Written request
Only lines holding the string "open" are wanted; copy each one from the material.

Records for the exercise
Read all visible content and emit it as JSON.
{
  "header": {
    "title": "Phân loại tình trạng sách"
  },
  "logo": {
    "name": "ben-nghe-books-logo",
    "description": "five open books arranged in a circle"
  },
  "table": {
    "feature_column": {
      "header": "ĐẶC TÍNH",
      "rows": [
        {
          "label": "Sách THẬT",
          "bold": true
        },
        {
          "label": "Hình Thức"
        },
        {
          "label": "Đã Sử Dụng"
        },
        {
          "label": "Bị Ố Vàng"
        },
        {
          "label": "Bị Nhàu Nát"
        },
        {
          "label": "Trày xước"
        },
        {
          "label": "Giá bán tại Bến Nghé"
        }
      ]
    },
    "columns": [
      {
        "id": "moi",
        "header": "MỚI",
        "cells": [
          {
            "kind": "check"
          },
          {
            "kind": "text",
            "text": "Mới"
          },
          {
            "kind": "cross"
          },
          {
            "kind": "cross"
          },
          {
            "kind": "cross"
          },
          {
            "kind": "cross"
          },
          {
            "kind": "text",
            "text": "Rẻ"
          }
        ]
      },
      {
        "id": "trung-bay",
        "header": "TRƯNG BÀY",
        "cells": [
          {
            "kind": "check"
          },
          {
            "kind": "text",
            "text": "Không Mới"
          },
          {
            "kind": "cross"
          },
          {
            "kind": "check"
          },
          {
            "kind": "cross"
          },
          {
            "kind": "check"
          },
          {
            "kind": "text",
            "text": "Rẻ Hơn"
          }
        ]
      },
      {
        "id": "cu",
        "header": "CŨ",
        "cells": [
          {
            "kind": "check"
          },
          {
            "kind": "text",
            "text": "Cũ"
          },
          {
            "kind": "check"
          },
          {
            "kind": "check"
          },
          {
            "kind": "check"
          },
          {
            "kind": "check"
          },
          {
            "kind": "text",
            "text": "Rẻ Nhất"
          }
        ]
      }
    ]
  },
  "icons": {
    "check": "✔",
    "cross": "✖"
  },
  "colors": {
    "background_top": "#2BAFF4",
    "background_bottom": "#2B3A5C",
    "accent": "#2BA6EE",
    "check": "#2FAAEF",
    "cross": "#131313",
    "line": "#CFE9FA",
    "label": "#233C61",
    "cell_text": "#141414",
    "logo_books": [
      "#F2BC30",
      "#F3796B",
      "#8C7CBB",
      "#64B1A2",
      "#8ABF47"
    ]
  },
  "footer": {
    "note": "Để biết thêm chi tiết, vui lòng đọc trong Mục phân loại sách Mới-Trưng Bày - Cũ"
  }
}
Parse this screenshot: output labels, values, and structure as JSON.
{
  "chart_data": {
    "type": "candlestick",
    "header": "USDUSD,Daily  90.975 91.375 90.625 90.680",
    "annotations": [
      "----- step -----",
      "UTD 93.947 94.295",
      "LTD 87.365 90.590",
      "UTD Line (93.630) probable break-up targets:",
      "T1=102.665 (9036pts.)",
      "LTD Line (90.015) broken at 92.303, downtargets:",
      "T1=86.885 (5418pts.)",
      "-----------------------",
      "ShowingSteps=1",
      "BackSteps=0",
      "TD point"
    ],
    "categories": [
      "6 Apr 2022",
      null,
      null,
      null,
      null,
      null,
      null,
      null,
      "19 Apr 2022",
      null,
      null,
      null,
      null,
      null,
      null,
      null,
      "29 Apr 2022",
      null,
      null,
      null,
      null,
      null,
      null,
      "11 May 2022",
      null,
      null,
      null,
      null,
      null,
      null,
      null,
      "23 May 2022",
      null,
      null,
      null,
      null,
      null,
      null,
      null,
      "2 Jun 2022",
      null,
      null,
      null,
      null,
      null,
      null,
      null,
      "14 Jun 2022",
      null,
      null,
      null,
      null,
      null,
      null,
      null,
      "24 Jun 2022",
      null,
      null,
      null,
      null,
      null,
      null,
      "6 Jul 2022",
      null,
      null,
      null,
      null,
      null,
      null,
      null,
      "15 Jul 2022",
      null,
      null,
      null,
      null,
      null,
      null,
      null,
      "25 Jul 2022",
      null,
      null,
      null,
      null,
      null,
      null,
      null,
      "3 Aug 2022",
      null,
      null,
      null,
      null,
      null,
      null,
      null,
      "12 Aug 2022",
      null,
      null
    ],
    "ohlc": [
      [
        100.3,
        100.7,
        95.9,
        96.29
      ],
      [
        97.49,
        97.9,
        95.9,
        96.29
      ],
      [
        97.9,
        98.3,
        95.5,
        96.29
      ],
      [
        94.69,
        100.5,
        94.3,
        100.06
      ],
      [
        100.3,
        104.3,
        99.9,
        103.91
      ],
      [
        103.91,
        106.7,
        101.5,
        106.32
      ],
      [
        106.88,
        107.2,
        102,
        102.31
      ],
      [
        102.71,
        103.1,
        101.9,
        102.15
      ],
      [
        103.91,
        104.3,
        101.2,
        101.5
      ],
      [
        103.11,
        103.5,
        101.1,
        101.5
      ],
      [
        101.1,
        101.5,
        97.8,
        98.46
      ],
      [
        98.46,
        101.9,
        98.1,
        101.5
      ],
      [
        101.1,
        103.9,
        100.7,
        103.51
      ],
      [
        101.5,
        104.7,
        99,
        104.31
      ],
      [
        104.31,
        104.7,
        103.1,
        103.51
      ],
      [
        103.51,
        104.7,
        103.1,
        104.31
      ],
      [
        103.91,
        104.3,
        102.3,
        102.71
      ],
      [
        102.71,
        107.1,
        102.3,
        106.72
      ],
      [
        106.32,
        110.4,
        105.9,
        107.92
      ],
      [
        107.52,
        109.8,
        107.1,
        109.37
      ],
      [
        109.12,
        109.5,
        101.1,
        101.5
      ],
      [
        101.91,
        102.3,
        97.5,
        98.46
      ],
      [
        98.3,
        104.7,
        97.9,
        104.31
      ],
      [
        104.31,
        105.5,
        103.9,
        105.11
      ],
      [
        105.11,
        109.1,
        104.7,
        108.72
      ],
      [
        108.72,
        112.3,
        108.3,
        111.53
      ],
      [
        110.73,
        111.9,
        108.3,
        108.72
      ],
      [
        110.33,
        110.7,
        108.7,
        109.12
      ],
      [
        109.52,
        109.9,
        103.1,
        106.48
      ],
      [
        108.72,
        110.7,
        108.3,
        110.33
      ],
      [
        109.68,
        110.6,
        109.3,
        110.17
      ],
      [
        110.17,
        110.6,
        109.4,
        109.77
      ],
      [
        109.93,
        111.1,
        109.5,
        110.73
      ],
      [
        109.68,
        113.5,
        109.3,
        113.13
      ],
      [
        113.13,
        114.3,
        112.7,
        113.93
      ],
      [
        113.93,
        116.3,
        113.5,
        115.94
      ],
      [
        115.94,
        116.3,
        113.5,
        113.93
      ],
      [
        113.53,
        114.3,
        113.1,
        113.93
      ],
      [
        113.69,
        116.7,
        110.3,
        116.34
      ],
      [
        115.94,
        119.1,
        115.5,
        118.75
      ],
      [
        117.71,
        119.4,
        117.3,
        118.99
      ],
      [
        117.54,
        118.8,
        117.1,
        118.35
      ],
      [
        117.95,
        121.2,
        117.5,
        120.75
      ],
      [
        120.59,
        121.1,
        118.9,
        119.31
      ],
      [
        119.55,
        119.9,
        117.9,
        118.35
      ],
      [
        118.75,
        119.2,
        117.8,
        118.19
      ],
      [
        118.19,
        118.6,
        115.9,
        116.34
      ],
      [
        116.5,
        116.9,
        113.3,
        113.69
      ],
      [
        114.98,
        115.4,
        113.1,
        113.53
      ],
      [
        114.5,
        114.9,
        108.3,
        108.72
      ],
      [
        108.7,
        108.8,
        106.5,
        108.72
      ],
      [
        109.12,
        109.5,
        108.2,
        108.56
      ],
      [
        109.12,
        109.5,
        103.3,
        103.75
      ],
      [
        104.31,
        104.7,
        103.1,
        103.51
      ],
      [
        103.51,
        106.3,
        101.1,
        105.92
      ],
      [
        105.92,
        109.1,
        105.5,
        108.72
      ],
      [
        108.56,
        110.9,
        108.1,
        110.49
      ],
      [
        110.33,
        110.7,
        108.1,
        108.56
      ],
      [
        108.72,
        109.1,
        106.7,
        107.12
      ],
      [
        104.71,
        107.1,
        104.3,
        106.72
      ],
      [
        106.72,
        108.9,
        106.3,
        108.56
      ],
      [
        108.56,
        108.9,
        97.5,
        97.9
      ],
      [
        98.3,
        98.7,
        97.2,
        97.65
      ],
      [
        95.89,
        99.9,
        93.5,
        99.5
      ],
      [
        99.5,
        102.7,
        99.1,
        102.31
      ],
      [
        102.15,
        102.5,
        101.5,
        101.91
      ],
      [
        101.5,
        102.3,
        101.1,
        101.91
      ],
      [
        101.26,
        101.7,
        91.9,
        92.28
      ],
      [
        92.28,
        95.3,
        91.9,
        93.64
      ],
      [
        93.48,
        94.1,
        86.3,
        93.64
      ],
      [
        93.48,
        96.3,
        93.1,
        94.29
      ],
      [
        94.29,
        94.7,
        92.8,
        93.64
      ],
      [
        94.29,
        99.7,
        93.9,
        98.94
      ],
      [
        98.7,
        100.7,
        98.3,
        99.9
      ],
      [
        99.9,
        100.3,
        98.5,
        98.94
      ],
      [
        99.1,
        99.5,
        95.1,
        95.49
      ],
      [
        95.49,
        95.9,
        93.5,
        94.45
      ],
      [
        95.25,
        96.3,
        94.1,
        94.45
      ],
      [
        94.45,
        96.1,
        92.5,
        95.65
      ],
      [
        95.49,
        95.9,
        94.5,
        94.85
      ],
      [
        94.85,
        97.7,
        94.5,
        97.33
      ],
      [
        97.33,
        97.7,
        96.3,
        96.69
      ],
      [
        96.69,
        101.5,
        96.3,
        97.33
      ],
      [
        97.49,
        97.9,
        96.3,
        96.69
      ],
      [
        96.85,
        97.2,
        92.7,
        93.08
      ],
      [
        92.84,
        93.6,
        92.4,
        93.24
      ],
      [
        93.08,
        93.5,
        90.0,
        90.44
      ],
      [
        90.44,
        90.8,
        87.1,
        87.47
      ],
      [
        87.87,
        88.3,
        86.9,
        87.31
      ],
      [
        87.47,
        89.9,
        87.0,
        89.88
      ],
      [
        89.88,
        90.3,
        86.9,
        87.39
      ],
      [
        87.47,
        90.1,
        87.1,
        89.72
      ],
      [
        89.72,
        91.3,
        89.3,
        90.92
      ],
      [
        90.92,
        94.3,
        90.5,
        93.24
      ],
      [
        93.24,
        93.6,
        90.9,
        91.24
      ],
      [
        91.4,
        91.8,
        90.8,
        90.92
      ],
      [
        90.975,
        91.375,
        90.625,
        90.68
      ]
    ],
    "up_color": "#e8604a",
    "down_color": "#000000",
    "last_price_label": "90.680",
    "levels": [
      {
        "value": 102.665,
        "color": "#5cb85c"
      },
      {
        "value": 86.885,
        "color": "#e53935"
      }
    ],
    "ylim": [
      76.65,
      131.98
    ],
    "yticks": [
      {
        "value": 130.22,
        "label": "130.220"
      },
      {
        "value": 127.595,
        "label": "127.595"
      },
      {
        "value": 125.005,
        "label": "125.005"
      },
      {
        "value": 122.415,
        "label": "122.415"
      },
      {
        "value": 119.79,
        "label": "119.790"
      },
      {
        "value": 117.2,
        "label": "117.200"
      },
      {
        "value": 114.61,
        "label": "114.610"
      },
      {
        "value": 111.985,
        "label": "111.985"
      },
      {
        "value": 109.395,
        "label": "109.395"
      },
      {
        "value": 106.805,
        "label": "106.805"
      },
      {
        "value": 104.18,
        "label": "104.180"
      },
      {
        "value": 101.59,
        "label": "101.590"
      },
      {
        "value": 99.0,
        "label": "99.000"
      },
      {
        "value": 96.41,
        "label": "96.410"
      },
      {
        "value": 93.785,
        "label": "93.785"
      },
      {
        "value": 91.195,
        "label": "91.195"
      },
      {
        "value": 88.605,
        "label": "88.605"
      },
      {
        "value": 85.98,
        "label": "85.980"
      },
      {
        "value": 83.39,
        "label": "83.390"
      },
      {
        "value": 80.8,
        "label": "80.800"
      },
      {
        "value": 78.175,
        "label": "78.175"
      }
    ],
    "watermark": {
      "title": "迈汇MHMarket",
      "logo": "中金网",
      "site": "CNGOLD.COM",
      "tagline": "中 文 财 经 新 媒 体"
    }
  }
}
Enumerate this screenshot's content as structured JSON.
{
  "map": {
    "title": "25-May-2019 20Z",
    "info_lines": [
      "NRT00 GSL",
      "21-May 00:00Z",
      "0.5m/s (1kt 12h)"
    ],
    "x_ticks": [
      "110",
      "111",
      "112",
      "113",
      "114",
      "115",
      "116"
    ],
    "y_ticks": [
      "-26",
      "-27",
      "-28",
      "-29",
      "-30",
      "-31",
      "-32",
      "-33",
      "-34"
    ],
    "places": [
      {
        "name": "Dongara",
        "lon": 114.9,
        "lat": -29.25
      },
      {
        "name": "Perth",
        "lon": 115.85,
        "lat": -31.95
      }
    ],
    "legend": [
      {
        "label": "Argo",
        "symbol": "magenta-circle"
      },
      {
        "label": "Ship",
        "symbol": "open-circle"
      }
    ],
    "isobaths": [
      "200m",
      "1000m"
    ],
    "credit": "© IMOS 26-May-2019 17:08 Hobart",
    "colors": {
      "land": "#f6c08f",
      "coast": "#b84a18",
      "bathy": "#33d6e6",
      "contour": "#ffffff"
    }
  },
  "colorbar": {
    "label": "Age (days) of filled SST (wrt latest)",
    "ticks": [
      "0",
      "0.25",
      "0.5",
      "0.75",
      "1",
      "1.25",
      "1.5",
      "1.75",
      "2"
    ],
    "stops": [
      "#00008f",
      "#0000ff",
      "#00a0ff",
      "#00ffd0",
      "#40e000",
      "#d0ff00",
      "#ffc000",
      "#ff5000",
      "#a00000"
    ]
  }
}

Output below
    "description": "five open books arranged in a circle"
        "symbol": "open-circle"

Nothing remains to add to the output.